Below are some records; reproduce every one of them exactly.

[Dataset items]
— begin —

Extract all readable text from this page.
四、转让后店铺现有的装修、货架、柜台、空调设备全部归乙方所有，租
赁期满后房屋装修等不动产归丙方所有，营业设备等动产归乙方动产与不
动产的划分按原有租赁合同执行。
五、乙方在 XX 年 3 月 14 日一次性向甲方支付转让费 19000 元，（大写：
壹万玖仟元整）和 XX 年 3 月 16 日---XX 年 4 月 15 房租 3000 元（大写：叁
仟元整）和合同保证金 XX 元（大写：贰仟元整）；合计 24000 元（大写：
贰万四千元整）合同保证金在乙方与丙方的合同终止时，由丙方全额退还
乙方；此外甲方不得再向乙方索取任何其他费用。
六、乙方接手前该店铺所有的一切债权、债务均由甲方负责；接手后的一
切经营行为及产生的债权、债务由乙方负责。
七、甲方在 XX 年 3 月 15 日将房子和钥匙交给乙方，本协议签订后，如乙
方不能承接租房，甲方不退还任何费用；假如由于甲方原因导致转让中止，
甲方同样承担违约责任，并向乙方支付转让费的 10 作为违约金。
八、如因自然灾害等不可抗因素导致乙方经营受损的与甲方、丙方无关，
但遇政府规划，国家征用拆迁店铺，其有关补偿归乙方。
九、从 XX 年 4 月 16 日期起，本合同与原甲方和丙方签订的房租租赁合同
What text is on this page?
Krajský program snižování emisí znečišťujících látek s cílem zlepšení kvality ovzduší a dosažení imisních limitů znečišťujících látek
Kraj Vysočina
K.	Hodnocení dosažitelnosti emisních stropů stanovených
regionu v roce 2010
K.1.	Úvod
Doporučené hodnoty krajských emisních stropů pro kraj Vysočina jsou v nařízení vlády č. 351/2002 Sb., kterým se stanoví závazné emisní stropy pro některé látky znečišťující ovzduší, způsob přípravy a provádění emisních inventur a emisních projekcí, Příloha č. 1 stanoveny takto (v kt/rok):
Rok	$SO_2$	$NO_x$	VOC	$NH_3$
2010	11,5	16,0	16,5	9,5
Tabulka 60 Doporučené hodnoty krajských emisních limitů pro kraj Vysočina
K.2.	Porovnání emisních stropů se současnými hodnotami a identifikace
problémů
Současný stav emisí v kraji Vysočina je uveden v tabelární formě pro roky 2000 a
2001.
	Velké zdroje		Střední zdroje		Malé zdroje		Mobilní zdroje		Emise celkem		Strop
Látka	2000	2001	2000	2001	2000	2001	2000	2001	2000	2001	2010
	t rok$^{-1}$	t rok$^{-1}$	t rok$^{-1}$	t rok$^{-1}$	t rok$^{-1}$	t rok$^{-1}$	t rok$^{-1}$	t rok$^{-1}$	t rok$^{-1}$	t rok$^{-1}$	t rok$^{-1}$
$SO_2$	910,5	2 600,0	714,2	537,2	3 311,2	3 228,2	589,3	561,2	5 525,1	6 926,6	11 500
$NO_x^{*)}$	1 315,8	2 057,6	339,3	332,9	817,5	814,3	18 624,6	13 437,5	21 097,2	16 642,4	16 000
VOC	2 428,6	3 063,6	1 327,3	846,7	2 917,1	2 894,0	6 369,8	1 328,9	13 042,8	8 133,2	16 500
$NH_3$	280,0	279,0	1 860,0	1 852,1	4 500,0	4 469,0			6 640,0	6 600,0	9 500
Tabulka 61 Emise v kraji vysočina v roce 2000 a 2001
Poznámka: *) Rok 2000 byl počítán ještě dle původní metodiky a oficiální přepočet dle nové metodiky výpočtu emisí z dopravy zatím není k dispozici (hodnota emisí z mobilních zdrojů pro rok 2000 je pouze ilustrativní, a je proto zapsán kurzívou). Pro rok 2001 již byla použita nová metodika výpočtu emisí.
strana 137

— end —

Answer to this problem:
Extract all readable text from this page.
四、转让后店铺现有的装修、货架、柜台、空调设备全部归乙方所有，租
赁期满后房屋装修等不动产归丙方所有，营业设备等动产归乙方动产与不
动产的划分按原有租赁合同执行。
五、乙方在 XX 年 3 月 14 日一次性向甲方支付转让费 19000 元，（大写：
壹万玖仟元整）和 XX 年 3 月 16 日---XX 年 4 月 15 房租 3000 元（大写：叁
仟元整）和合同保证金 XX 元（大写：贰仟元整）；合计 24000 元（大写：
贰万四千元整）合同保证金在乙方与丙方的合同终止时，由丙方全额退还
乙方；此外甲方不得再向乙方索取任何其他费用。
六、乙方接手前该店铺所有的一切债权、债务均由甲方负责；接手后的一
切经营行为及产生的债权、债务由乙方负责。
七、甲方在 XX 年 3 月 15 日将房子和钥匙交给乙方，本协议签订后，如乙
方不能承接租房，甲方不退还任何费用；假如由于甲方原因导致转让中止，
甲方同样承担违约责任，并向乙方支付转让费的 10 作为违约金。
八、如因自然灾害等不可抗因素导致乙方经营受损的与甲方、丙方无关，
但遇政府规划，国家征用拆迁店铺，其有关补偿归乙方。
九、从 XX 年 4 月 16 日期起，本合同与原甲方和丙方签订的房租租赁合同
What text is on this page?
Krajský program snižování emisí znečišťujících látek s cílem zlepšení kvality ovzduší a dosažení imisních limitů znečišťujících látek
Kraj Vysočina
K.	Hodnocení dosažitelnosti emisních stropů stanovených
regionu v roce 2010
K.1.	Úvod
Doporučené hodnoty krajských emisních stropů pro kraj Vysočina jsou v nařízení vlády č. 351/2002 Sb., kterým se stanoví závazné emisní stropy pro některé látky znečišťující ovzduší, způsob přípravy a provádění emisních inventur a emisních projekcí, Příloha č. 1 stanoveny takto (v kt/rok):
Rok	$SO_2$	$NO_x$	VOC	$NH_3$
2010	11,5	16,0	16,5	9,5
Tabulka 60 Doporučené hodnoty krajských emisních limitů pro kraj Vysočina
K.2.	Porovnání emisních stropů se současnými hodnotami a identifikace
problémů
Současný stav emisí v kraji Vysočina je uveden v tabelární formě pro roky 2000 a
2001.
	Velké zdroje		Střední zdroje		Malé zdroje		Mobilní zdroje		Emise celkem		Strop
Látka	2000	2001	2000	2001	2000	2001	2000	2001	2000	2001	2010
	t rok$^{-1}$	t rok$^{-1}$	t rok$^{-1}$	t rok$^{-1}$	t rok$^{-1}$	t rok$^{-1}$	t rok$^{-1}$	t rok$^{-1}$	t rok$^{-1}$	t rok$^{-1}$	t rok$^{-1}$
$SO_2$	910,5	2 600,0	714,2	537,2	3 311,2	3 228,2	589,3	561,2	5 525,1	6 926,6	11 500
$NO_x^{*)}$	1 315,8	2 057,6	339,3	332,9	817,5	814,3	18 624,6	13 437,5	21 097,2	16 642,4	16 000
VOC	2 428,6	3 063,6	1 327,3	846,7	2 917,1	2 894,0	6 369,8	1 328,9	13 042,8	8 133,2	16 500
$NH_3$	280,0	279,0	1 860,0	1 852,1	4 500,0	4 469,0			6 640,0	6 600,0	9 500
Tabulka 61 Emise v kraji vysočina v roce 2000 a 2001
Poznámka: *) Rok 2000 byl počítán ještě dle původní metodiky a oficiální přepočet dle nové metodiky výpočtu emisí z dopravy zatím není k dispozici (hodnota emisí z mobilních zdrojů pro rok 2000 je pouze ilustrativní, a je proto zapsán kurzívou). Pro rok 2001 již byla použita nová metodika výpočtu emisí.
strana 137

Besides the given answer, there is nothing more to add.